EXERCISE REQUIREMENTS >> Return each line holding the string "this".

DATA RECORDS >>

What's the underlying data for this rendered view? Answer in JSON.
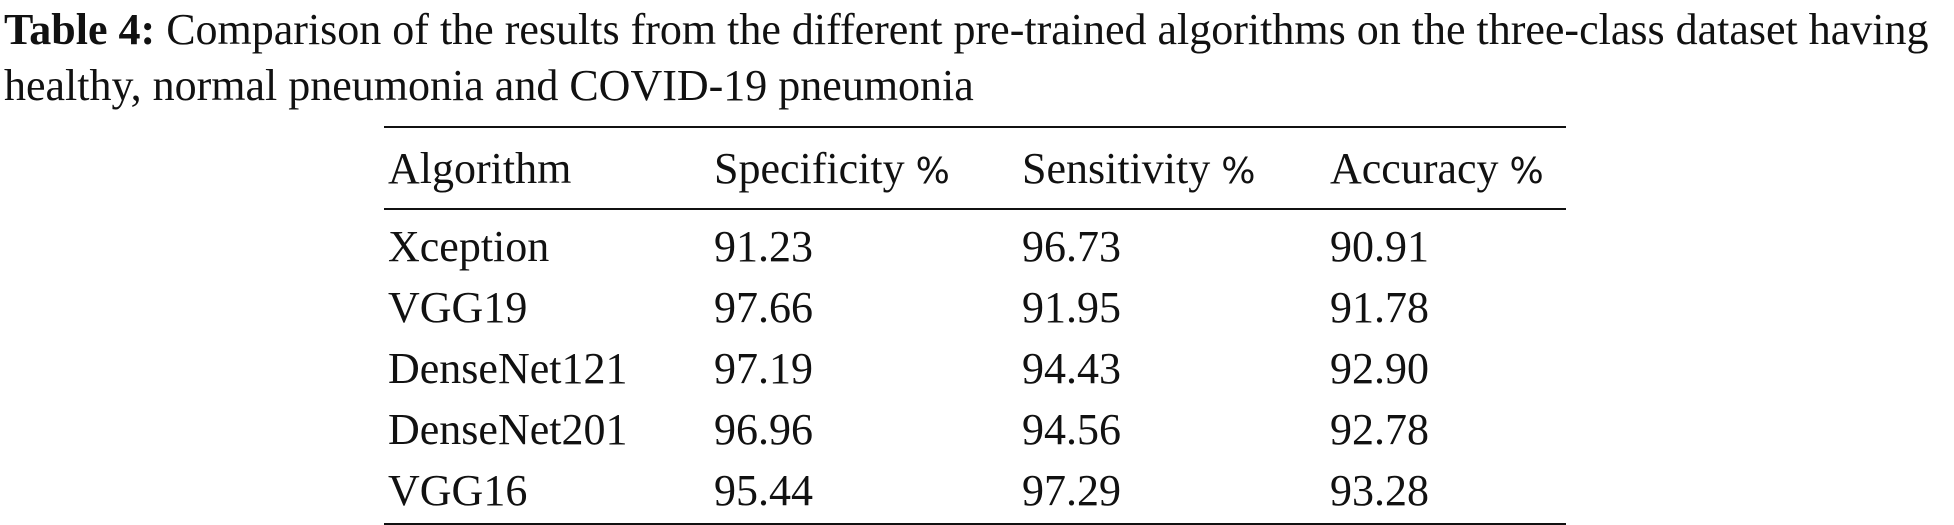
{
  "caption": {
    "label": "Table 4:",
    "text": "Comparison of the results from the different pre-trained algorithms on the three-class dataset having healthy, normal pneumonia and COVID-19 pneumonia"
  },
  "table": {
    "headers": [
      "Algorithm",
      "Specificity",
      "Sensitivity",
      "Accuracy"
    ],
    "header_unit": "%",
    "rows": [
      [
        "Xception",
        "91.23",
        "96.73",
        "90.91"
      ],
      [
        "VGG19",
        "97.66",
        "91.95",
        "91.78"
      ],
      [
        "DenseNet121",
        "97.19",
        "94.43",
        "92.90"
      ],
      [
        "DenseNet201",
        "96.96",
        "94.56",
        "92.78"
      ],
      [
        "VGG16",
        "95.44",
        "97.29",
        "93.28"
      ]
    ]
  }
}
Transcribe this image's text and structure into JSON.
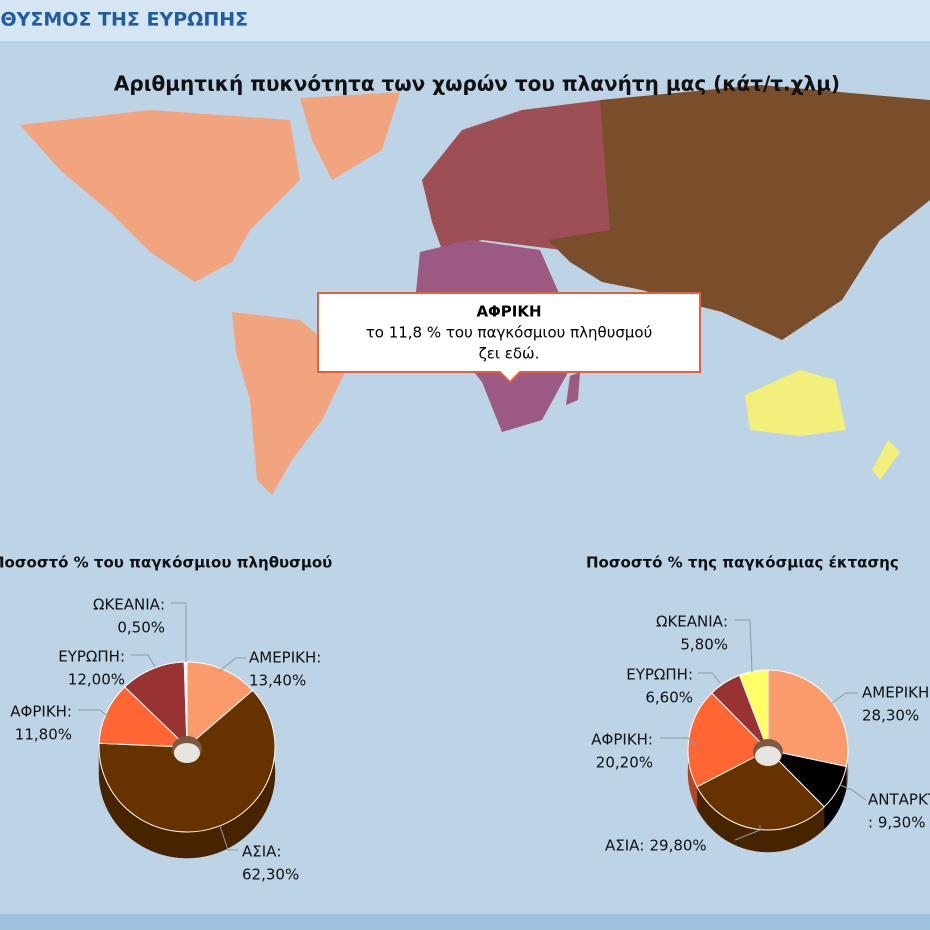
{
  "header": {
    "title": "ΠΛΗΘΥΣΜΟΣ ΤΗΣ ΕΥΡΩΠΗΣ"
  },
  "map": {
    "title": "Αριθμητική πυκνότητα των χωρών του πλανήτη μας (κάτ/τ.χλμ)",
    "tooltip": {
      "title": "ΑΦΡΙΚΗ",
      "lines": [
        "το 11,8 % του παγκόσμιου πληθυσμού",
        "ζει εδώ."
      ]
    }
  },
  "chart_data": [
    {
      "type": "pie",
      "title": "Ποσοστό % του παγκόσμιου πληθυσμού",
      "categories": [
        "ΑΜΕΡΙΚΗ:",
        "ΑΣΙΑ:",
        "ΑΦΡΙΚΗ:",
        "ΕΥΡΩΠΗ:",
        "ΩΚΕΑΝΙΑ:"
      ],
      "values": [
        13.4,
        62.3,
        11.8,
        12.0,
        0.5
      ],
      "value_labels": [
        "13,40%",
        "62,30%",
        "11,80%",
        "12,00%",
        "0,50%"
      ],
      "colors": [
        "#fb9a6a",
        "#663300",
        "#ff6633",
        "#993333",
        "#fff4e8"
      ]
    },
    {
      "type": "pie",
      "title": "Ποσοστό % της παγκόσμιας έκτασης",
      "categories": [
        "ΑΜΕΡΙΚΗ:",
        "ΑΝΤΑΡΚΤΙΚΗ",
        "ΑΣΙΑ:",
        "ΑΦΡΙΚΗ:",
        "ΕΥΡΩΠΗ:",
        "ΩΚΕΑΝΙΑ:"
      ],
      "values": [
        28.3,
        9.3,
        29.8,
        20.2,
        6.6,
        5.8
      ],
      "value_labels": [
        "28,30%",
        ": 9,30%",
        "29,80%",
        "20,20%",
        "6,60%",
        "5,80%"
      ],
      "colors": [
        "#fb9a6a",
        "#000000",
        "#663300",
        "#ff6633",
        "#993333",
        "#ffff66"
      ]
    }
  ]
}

THE SOLUTION >>
What's the underlying data for this rendered view? Answer in JSON.
Transcribe this image's text and structure into JSON.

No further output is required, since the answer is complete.